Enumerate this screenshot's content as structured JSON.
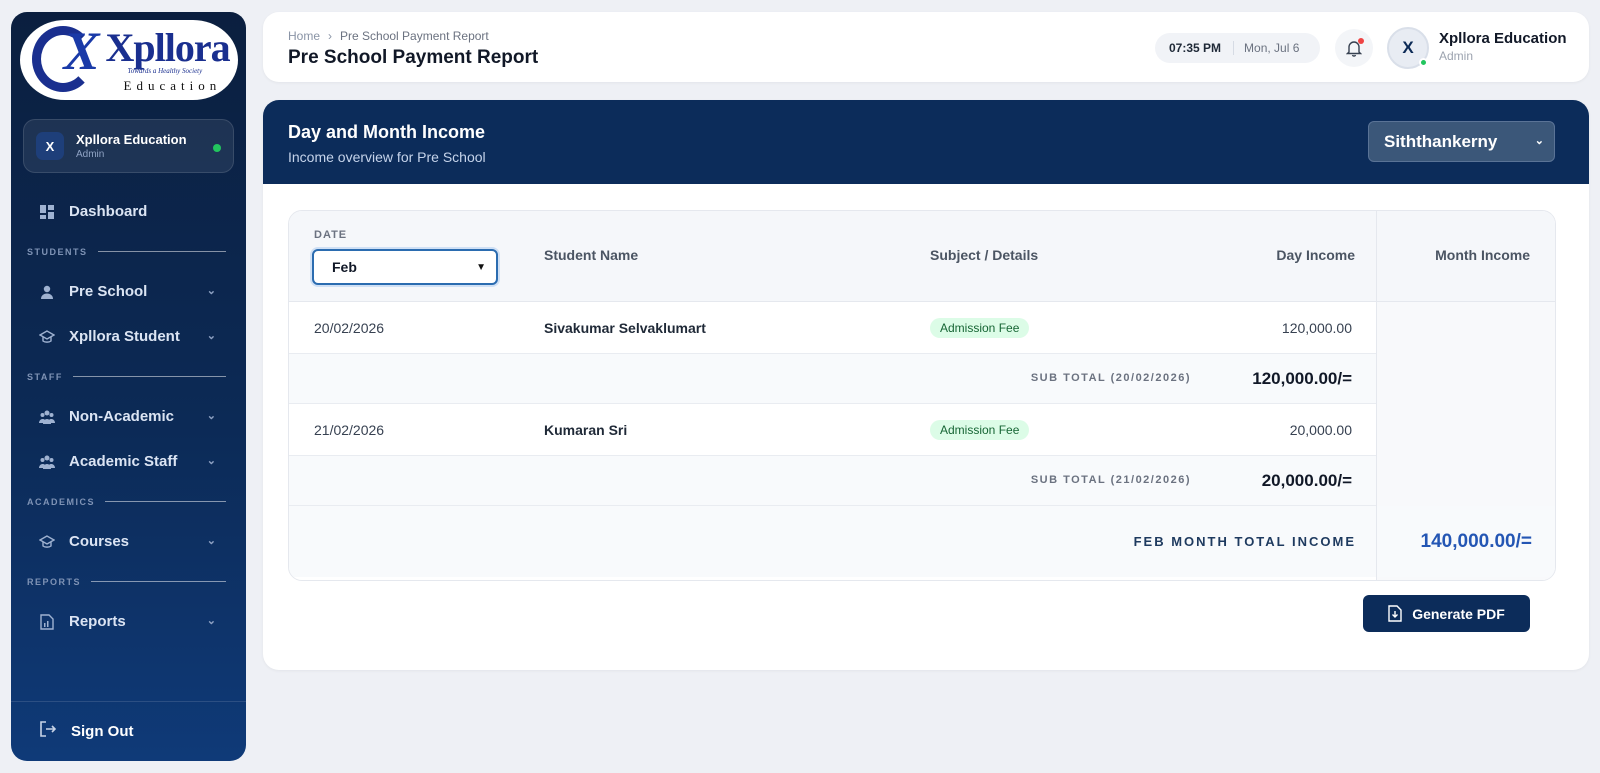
{
  "brand": {
    "logo_word": "Xpllora",
    "logo_tagline": "Towards a Healthy Society",
    "logo_sub": "Education"
  },
  "sidebar": {
    "profile": {
      "name": "Xpllora Education",
      "role": "Admin",
      "initial": "X"
    },
    "dashboard": "Dashboard",
    "sections": {
      "students": "STUDENTS",
      "staff": "STAFF",
      "academics": "ACADEMICS",
      "reports": "REPORTS"
    },
    "items": {
      "pre_school": "Pre School",
      "xpllora_student": "Xpllora Student",
      "non_academic": "Non-Academic",
      "academic_staff": "Academic Staff",
      "courses": "Courses",
      "reports": "Reports"
    },
    "sign_out": "Sign Out"
  },
  "header": {
    "breadcrumb": {
      "home": "Home",
      "current": "Pre School Payment Report"
    },
    "title": "Pre School Payment Report",
    "time": "07:35 PM",
    "date": "Mon, Jul 6",
    "user": {
      "initial": "X",
      "name": "Xpllora Education",
      "role": "Admin"
    }
  },
  "banner": {
    "title": "Day and Month Income",
    "subtitle": "Income overview for Pre School",
    "branch_selected": "Siththankerny"
  },
  "table": {
    "date_label": "DATE",
    "month_selected": "Feb",
    "headers": {
      "student": "Student Name",
      "subject": "Subject / Details",
      "day_income": "Day Income",
      "month_income": "Month Income"
    },
    "rows": [
      {
        "date": "20/02/2026",
        "student": "Sivakumar Selvaklumart",
        "subject": "Admission Fee",
        "day_income": "120,000.00",
        "subtotal_label": "SUB TOTAL (20/02/2026)",
        "subtotal_value": "120,000.00/="
      },
      {
        "date": "21/02/2026",
        "student": "Kumaran Sri",
        "subject": "Admission Fee",
        "day_income": "20,000.00",
        "subtotal_label": "SUB TOTAL (21/02/2026)",
        "subtotal_value": "20,000.00/="
      }
    ],
    "month_total_label": "FEB MONTH TOTAL INCOME",
    "month_total_value": "140,000.00/="
  },
  "actions": {
    "generate_pdf": "Generate PDF"
  },
  "colors": {
    "sidebar": "#0c2a56",
    "banner": "#0c2c5a",
    "accent": "#2456b4",
    "badge_bg": "#dcfce7",
    "online": "#22c55e"
  }
}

### GIVEN REQUEST
Do not include images; quote all of the entries above exactly.

### SOLUTION FOR THIS EXERCISE
Enumerate this screenshot's content as structured JSON.
{
  "brand": {
    "logo_word": "Xpllora",
    "logo_tagline": "Towards a Healthy Society",
    "logo_sub": "Education"
  },
  "sidebar": {
    "profile": {
      "name": "Xpllora Education",
      "role": "Admin",
      "initial": "X"
    },
    "dashboard": "Dashboard",
    "sections": {
      "students": "STUDENTS",
      "staff": "STAFF",
      "academics": "ACADEMICS",
      "reports": "REPORTS"
    },
    "items": {
      "pre_school": "Pre School",
      "xpllora_student": "Xpllora Student",
      "non_academic": "Non-Academic",
      "academic_staff": "Academic Staff",
      "courses": "Courses",
      "reports": "Reports"
    },
    "sign_out": "Sign Out"
  },
  "header": {
    "breadcrumb": {
      "home": "Home",
      "current": "Pre School Payment Report"
    },
    "title": "Pre School Payment Report",
    "time": "07:35 PM",
    "date": "Mon, Jul 6",
    "user": {
      "initial": "X",
      "name": "Xpllora Education",
      "role": "Admin"
    }
  },
  "banner": {
    "title": "Day and Month Income",
    "subtitle": "Income overview for Pre School",
    "branch_selected": "Siththankerny"
  },
  "table": {
    "date_label": "DATE",
    "month_selected": "Feb",
    "headers": {
      "student": "Student Name",
      "subject": "Subject / Details",
      "day_income": "Day Income",
      "month_income": "Month Income"
    },
    "rows": [
      {
        "date": "20/02/2026",
        "student": "Sivakumar Selvaklumart",
        "subject": "Admission Fee",
        "day_income": "120,000.00",
        "subtotal_label": "SUB TOTAL (20/02/2026)",
        "subtotal_value": "120,000.00/="
      },
      {
        "date": "21/02/2026",
        "student": "Kumaran Sri",
        "subject": "Admission Fee",
        "day_income": "20,000.00",
        "subtotal_label": "SUB TOTAL (21/02/2026)",
        "subtotal_value": "20,000.00/="
      }
    ],
    "month_total_label": "FEB MONTH TOTAL INCOME",
    "month_total_value": "140,000.00/="
  },
  "actions": {
    "generate_pdf": "Generate PDF"
  },
  "colors": {
    "sidebar": "#0c2a56",
    "banner": "#0c2c5a",
    "accent": "#2456b4",
    "badge_bg": "#dcfce7",
    "online": "#22c55e"
  }
}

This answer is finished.